* What is expected *
Recast every line of the records below as a numbered list, skipping blank lines. Leave the pictures out of your answer.

* Data listing *
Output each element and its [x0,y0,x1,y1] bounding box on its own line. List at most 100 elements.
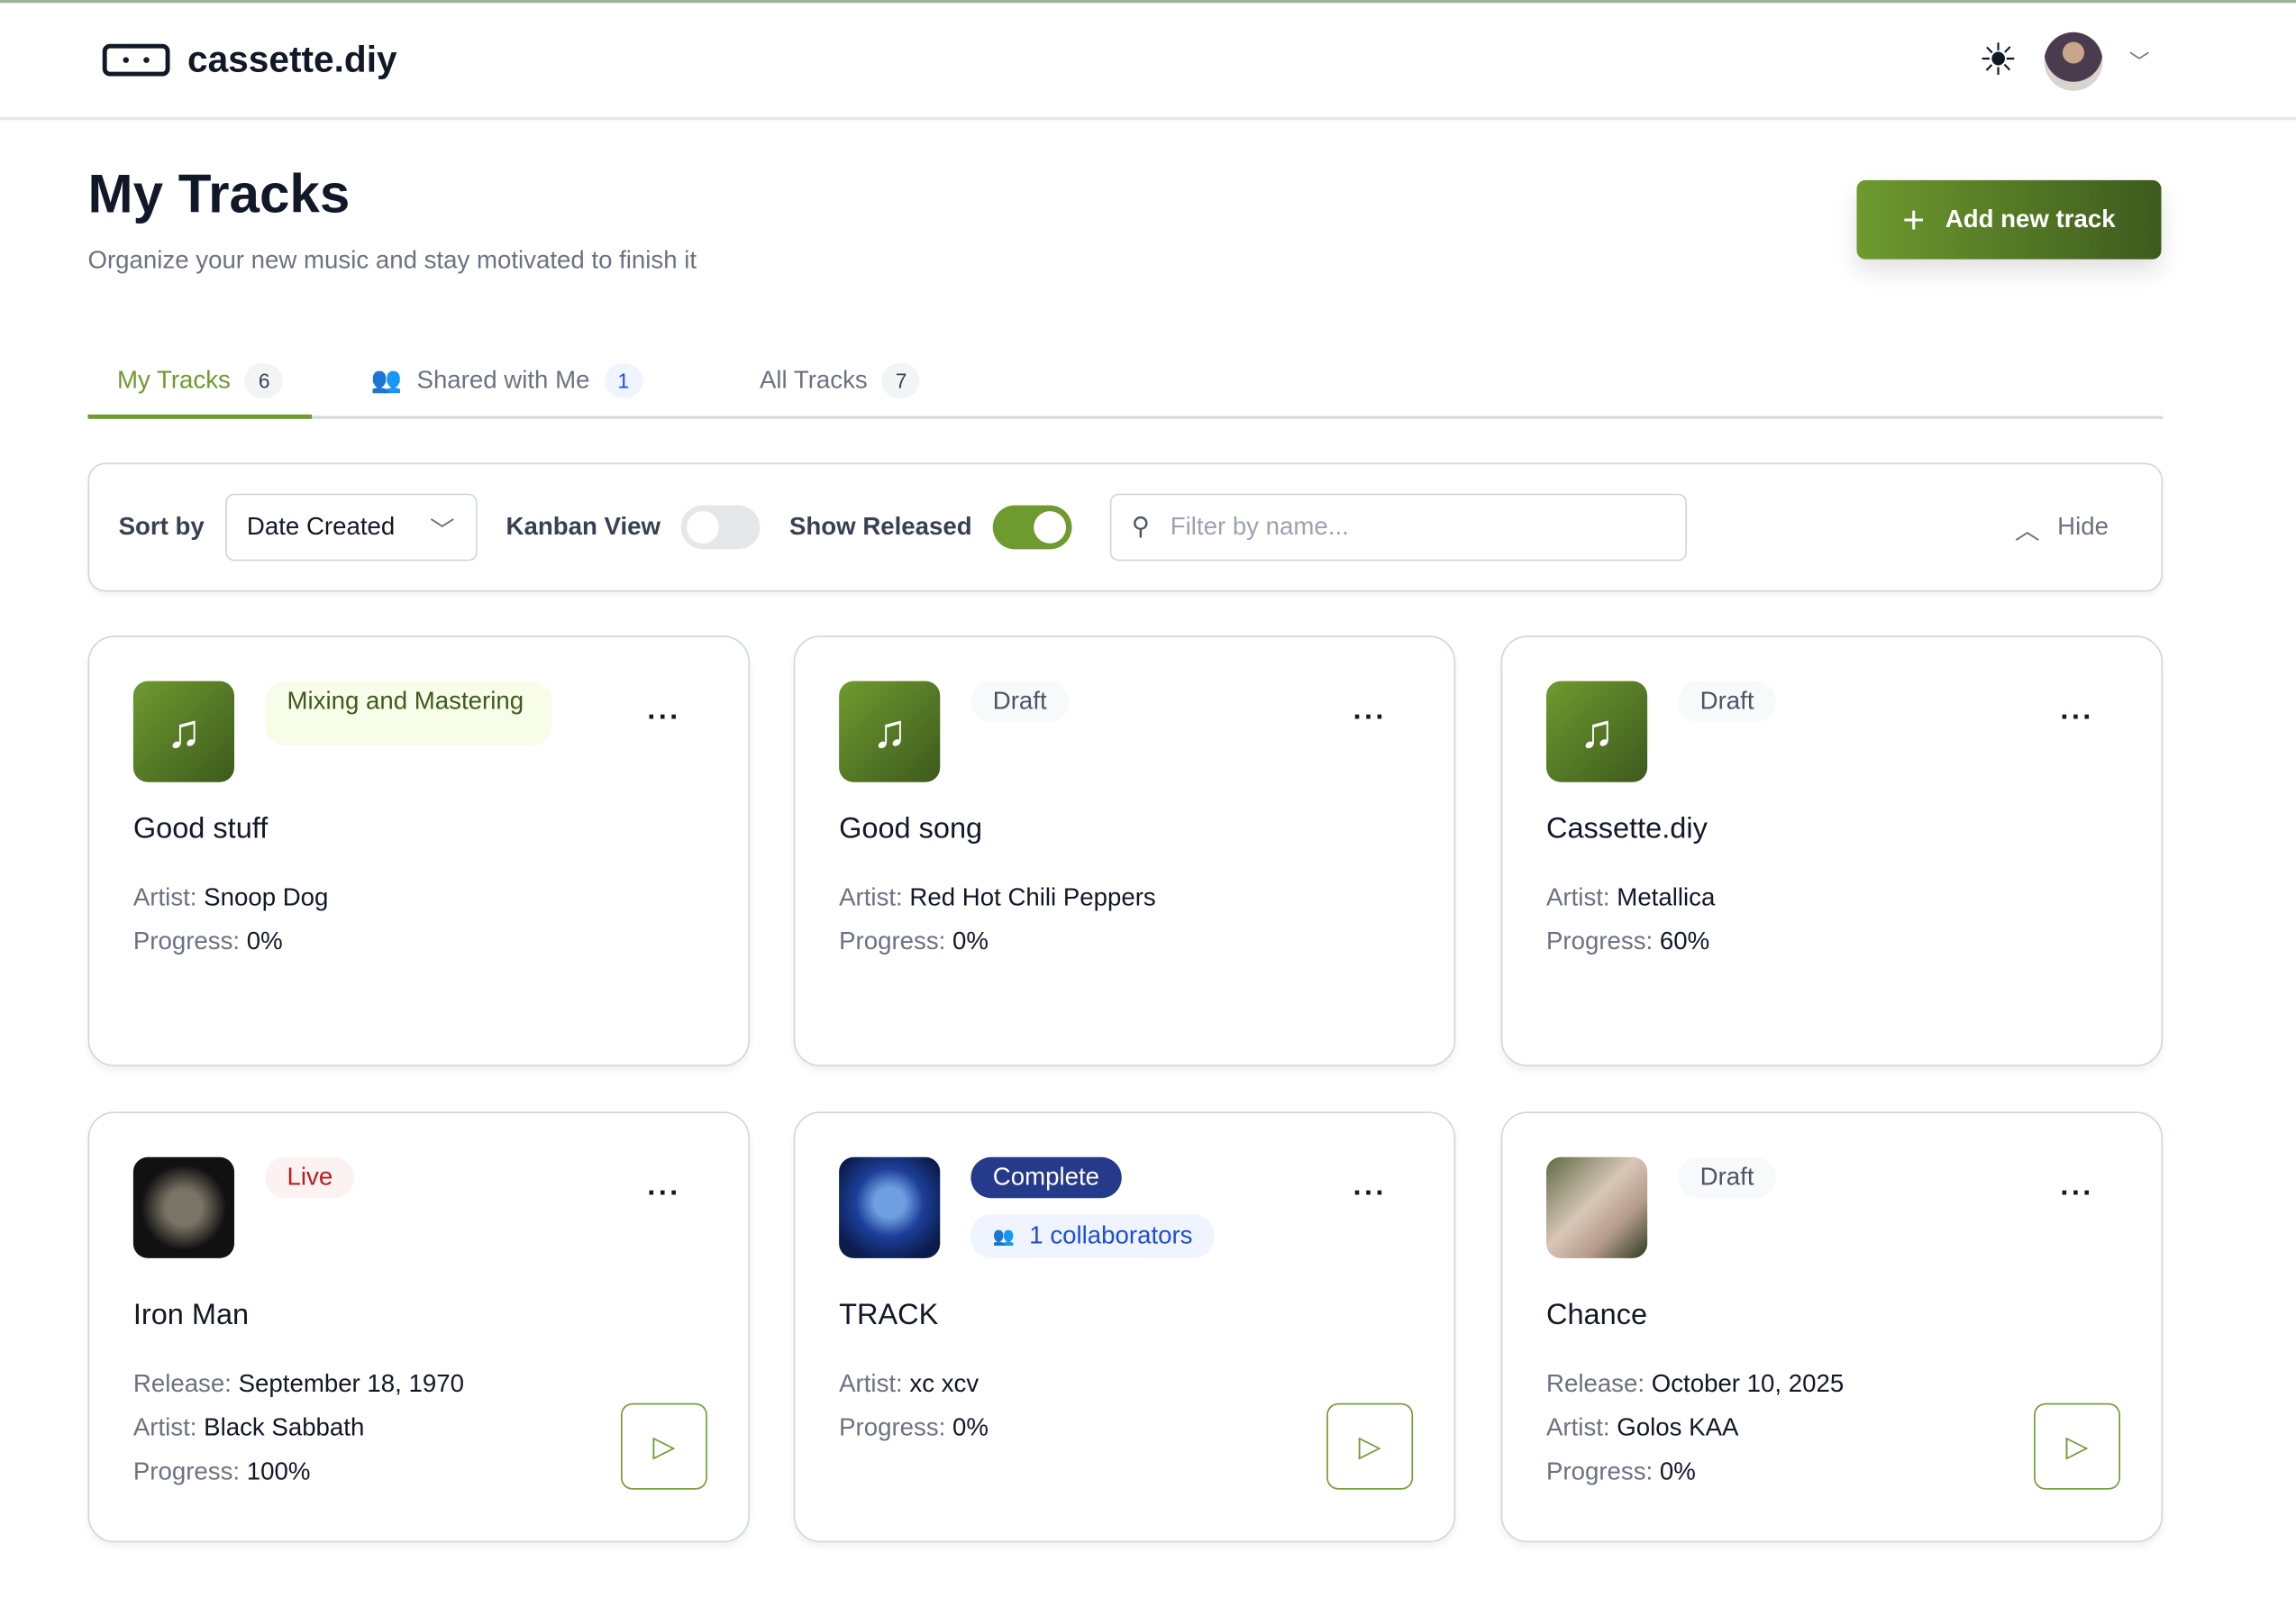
progress-key: Progress: [132,927,241,955]
progress-value: 0% [952,927,989,955]
chevron-up-icon: ︿ [2015,516,2040,544]
music-note-icon: ♫ [839,681,941,782]
progress-line: Progress: 0% [1546,1457,1696,1487]
search-input[interactable]: ⚲ Filter by name... [1109,493,1687,562]
track-card[interactable]: ♫ Mixing and Mastering ··· Good stuff Ar… [87,635,750,1066]
artist-key: Artist: [132,1413,197,1441]
track-title: Good stuff [132,812,269,845]
add-new-track-button[interactable]: + Add new track [1856,179,2162,260]
sort-value: Date Created [246,512,396,541]
play-button[interactable]: ▷ [621,1403,707,1490]
progress-key: Progress: [839,1413,946,1441]
page-subtitle: Organize your new music and stay motivat… [87,246,697,274]
release-key: Release: [1546,1369,1645,1398]
play-button[interactable]: ▷ [2034,1403,2120,1490]
play-icon: ▷ [1358,1430,1381,1464]
more-options-icon[interactable]: ··· [2060,701,2094,735]
tab-count: 6 [245,362,284,398]
hide-filters-button[interactable]: ︿ Hide [2015,509,2109,546]
release-key: Release: [132,1369,232,1398]
collaborators-label: 1 collaborators [1029,1221,1193,1250]
progress-key: Progress: [1546,1457,1654,1485]
tab-shared-with-me[interactable]: 👥 Shared with Me 1 [342,346,671,416]
progress-key: Progress: [839,927,946,955]
artist-value: xc xcv [909,1369,979,1398]
more-options-icon[interactable]: ··· [647,1177,681,1211]
chevron-down-icon: ﹀ [430,516,455,544]
tab-count: 1 [604,363,642,398]
release-value: September 18, 1970 [238,1369,464,1398]
avatar[interactable] [2044,32,2103,91]
brand-logo[interactable]: cassette.diy [102,39,397,81]
artist-key: Artist: [839,882,903,911]
search-placeholder: Filter by name... [1170,512,1349,541]
track-title: Good song [839,812,983,845]
tab-label: My Tracks [117,365,231,394]
release-line: Release: October 10, 2025 [1546,1369,1844,1399]
kanban-label: Kanban View [506,512,661,541]
cover-image [1546,1156,1648,1258]
artist-value: Black Sabbath [204,1413,365,1441]
cassette-icon [102,43,170,77]
track-card[interactable]: Complete 👥 1 collaborators ··· TRACK Arti… [793,1111,1456,1543]
add-new-track-label: Add new track [1945,205,2116,233]
progress-value: 0% [1659,1457,1696,1485]
tab-count: 7 [881,363,921,398]
more-options-icon[interactable]: ··· [647,701,681,735]
chevron-down-icon[interactable]: ﹀ [2128,50,2150,74]
music-note-icon: ♫ [1546,681,1648,782]
kanban-toggle[interactable] [680,505,761,550]
play-icon: ▷ [2065,1430,2089,1464]
artist-line: Artist: Golos KAA [1546,1413,1738,1443]
release-line: Release: September 18, 1970 [133,1369,464,1399]
page-title: My Tracks [87,164,351,224]
filter-bar: Sort by Date Created ﹀ Kanban View Show R… [87,462,2164,592]
artist-value: Golos KAA [1617,1413,1739,1441]
artist-line: Artist: Snoop Dog [133,883,329,913]
status-badge: Draft [1678,681,1776,723]
progress-value: 60% [1659,927,1710,955]
progress-value: 0% [952,1413,989,1441]
track-card[interactable]: Draft ··· Chance Release: October 10, 20… [1500,1111,2164,1543]
progress-line: Progress: 0% [133,927,283,957]
artist-key: Artist: [839,1369,903,1398]
release-value: October 10, 2025 [1651,1369,1845,1398]
artist-key: Artist: [1546,1413,1610,1441]
more-options-icon[interactable]: ··· [1353,701,1387,735]
tab-label: All Tracks [759,366,868,395]
progress-line: Progress: 0% [839,927,989,957]
more-options-icon[interactable]: ··· [2060,1177,2094,1211]
sun-icon[interactable]: ☀ [1978,36,2018,86]
sort-select[interactable]: Date Created ﹀ [224,493,478,562]
track-card[interactable]: ♫ Draft ··· Cassette.diy Artist: Metalli… [1500,635,2164,1066]
progress-key: Progress: [1546,927,1654,955]
top-accent-line [0,0,2296,4]
tab-all-tracks[interactable]: All Tracks 7 [730,346,949,416]
artist-line: Artist: xc xcv [839,1369,979,1399]
show-released-toggle[interactable] [992,505,1072,550]
play-button[interactable]: ▷ [1326,1403,1414,1490]
more-options-icon[interactable]: ··· [1353,1177,1387,1211]
tab-my-tracks[interactable]: My Tracks 6 [87,346,313,419]
tab-label: Shared with Me [416,366,590,395]
track-card[interactable]: ♫ Draft ··· Good song Artist: Red Hot Ch… [793,635,1456,1066]
status-badge: Mixing and Mastering [265,681,552,746]
sort-label: Sort by [118,512,205,541]
track-card[interactable]: Live ··· Iron Man Release: September 18,… [87,1111,750,1543]
hide-label: Hide [2057,512,2109,541]
artist-line: Artist: Metallica [1546,883,1715,913]
status-badge: Complete [970,1156,1122,1199]
users-icon: 👥 [370,366,403,395]
users-icon: 👥 [992,1226,1016,1247]
plus-icon: + [1902,196,1926,242]
artist-line: Artist: Red Hot Chili Peppers [839,883,1156,913]
collaborators-badge[interactable]: 👥 1 collaborators [970,1214,1215,1258]
brand-name: cassette.diy [187,39,397,80]
track-title: TRACK [839,1299,939,1332]
track-title: Cassette.diy [1546,812,1708,845]
cover-image [132,1156,234,1258]
track-title: Chance [1546,1299,1648,1332]
artist-key: Artist: [1546,882,1610,911]
progress-line: Progress: 100% [133,1457,311,1487]
progress-line: Progress: 0% [839,1413,989,1443]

* Solution for this task *
1. Output each element and its [x0,y0,x1,y1] bounding box on its own line. List at most 100 elements.
2. progress-key: Progress: [132,927,241,955]
3. progress-value: 0% [952,927,989,955]
4. chevron-up-icon: ︿ [2015,516,2040,544]
5. music-note-icon: ♫ [839,681,941,782]
6. progress-line: Progress: 0% [1546,1457,1696,1487]
7. search-input[interactable]: ⚲ Filter by name... [1109,493,1687,562]
8. track-card[interactable]: ♫ Mixing and Mastering ··· Good stuff Ar… [87,635,750,1066]
9. artist-key: Artist: [132,1413,197,1441]
10. track-title: Good stuff [132,812,269,845]
11. add-new-track-button[interactable]: + Add new track [1856,179,2162,260]
12. sort-value: Date Created [246,512,396,541]
13. play-button[interactable]: ▷ [621,1403,707,1490]
14. progress-key: Progress: [839,1413,946,1441]
15. page-subtitle: Organize your new music and stay motivat… [87,246,697,274]
16. release-key: Release: [1546,1369,1645,1398]
17. play-button[interactable]: ▷ [2034,1403,2120,1490]
18. play-icon: ▷ [1358,1430,1381,1464]
19. more-options-icon[interactable]: ··· [2060,701,2094,735]
20. tab-count: 6 [245,362,284,398]
21. hide-filters-button[interactable]: ︿ Hide [2015,509,2109,546]
22. release-key: Release: [132,1369,232,1398]
23. collaborators-label: 1 collaborators [1029,1221,1193,1250]
24. progress-key: Progress: [1546,1457,1654,1485]
25. tab-shared-with-me[interactable]: 👥 Shared with Me 1 [342,346,671,416]
26. progress-key: Progress: [839,927,946,955]
27. artist-value: xc xcv [909,1369,979,1398]
28. more-options-icon[interactable]: ··· [647,1177,681,1211]
29. chevron-down-icon: ﹀ [430,516,455,544]
30. tab-count: 1 [604,363,642,398]
31. release-value: September 18, 1970 [238,1369,464,1398]
32. avatar[interactable] [2044,32,2103,91]
33. brand-logo[interactable]: cassette.diy [102,39,397,81]
34. artist-key: Artist: [839,882,903,911]
35. search-placeholder: Filter by name... [1170,512,1349,541]
36. track-title: Good song [839,812,983,845]
37. tab-label: My Tracks [117,365,231,394]
38. release-line: Release: October 10, 2025 [1546,1369,1844,1399]
39. kanban-label: Kanban View [506,512,661,541]
40. cover-image [1546,1156,1648,1258]
41. artist-value: Black Sabbath [204,1413,365,1441]
42. cassette-icon [102,43,170,77]
43. track-card[interactable]: Complete 👥 1 collaborators ··· TRACK Arti… [793,1111,1456,1543]
44. add-new-track-label: Add new track [1945,205,2116,233]
45. progress-value: 0% [1659,1457,1696,1485]
46. tab-count: 7 [881,363,921,398]
47. more-options-icon[interactable]: ··· [647,701,681,735]
48. chevron-down-icon[interactable]: ﹀ [2128,50,2150,74]
49. music-note-icon: ♫ [1546,681,1648,782]
50. kanban-toggle[interactable] [680,505,761,550]
51. play-icon: ▷ [2065,1430,2089,1464]
52. artist-line: Artist: Golos KAA [1546,1413,1738,1443]
53. release-line: Release: September 18, 1970 [133,1369,464,1399]
54. page-title: My Tracks [87,164,351,224]
55. filter-bar: Sort by Date Created ﹀ Kanban View Show R… [87,462,2164,592]
56. artist-value: Golos KAA [1617,1413,1739,1441]
57. artist-line: Artist: Snoop Dog [133,883,329,913]
58. status-badge: Draft [1678,681,1776,723]
59. progress-value: 60% [1659,927,1710,955]
60. progress-value: 0% [952,1413,989,1441]
61. track-card[interactable]: Draft ··· Chance Release: October 10, 20… [1500,1111,2164,1543]
62. progress-line: Progress: 0% [133,927,283,957]
63. artist-key: Artist: [839,1369,903,1398]
64. release-value: October 10, 2025 [1651,1369,1845,1398]
65. artist-key: Artist: [1546,1413,1610,1441]
66. more-options-icon[interactable]: ··· [1353,701,1387,735]
67. tab-label: All Tracks [759,366,868,395]
68. progress-line: Progress: 0% [839,927,989,957]
69. more-options-icon[interactable]: ··· [2060,1177,2094,1211]
70. sun-icon[interactable]: ☀ [1978,36,2018,86]
71. sort-select[interactable]: Date Created ﹀ [224,493,478,562]
72. track-card[interactable]: ♫ Draft ··· Cassette.diy Artist: Metalli… [1500,635,2164,1066]
73. progress-key: Progress: [1546,927,1654,955]
74. top-accent-line [0,0,2296,4]
75. tab-all-tracks[interactable]: All Tracks 7 [730,346,949,416]
76. artist-line: Artist: xc xcv [839,1369,979,1399]
77. show-released-toggle[interactable] [992,505,1072,550]
78. play-button[interactable]: ▷ [1326,1403,1414,1490]
79. more-options-icon[interactable]: ··· [1353,1177,1387,1211]
80. tab-my-tracks[interactable]: My Tracks 6 [87,346,313,419]
81. tab-label: Shared with Me [416,366,590,395]
82. track-card[interactable]: ♫ Draft ··· Good song Artist: Red Hot Ch… [793,635,1456,1066]
83. status-badge: Mixing and Mastering [265,681,552,746]
84. sort-label: Sort by [118,512,205,541]
85. track-card[interactable]: Live ··· Iron Man Release: September 18,… [87,1111,750,1543]
86. hide-label: Hide [2057,512,2109,541]
87. artist-line: Artist: Metallica [1546,883,1715,913]
88. status-badge: Complete [970,1156,1122,1199]
89. users-icon: 👥 [370,366,403,395]
90. users-icon: 👥 [992,1226,1016,1247]
91. plus-icon: + [1902,196,1926,242]
92. artist-line: Artist: Red Hot Chili Peppers [839,883,1156,913]
93. collaborators-badge[interactable]: 👥 1 collaborators [970,1214,1215,1258]
94. brand-name: cassette.diy [187,39,397,80]
95. track-title: TRACK [839,1299,939,1332]
96. track-title: Cassette.diy [1546,812,1708,845]
97. cover-image [132,1156,234,1258]
98. track-title: Chance [1546,1299,1648,1332]
99. artist-key: Artist: [1546,882,1610,911]
100. progress-line: Progress: 100% [133,1457,311,1487]
101. progress-line: Progress: 0% [839,1413,989,1443]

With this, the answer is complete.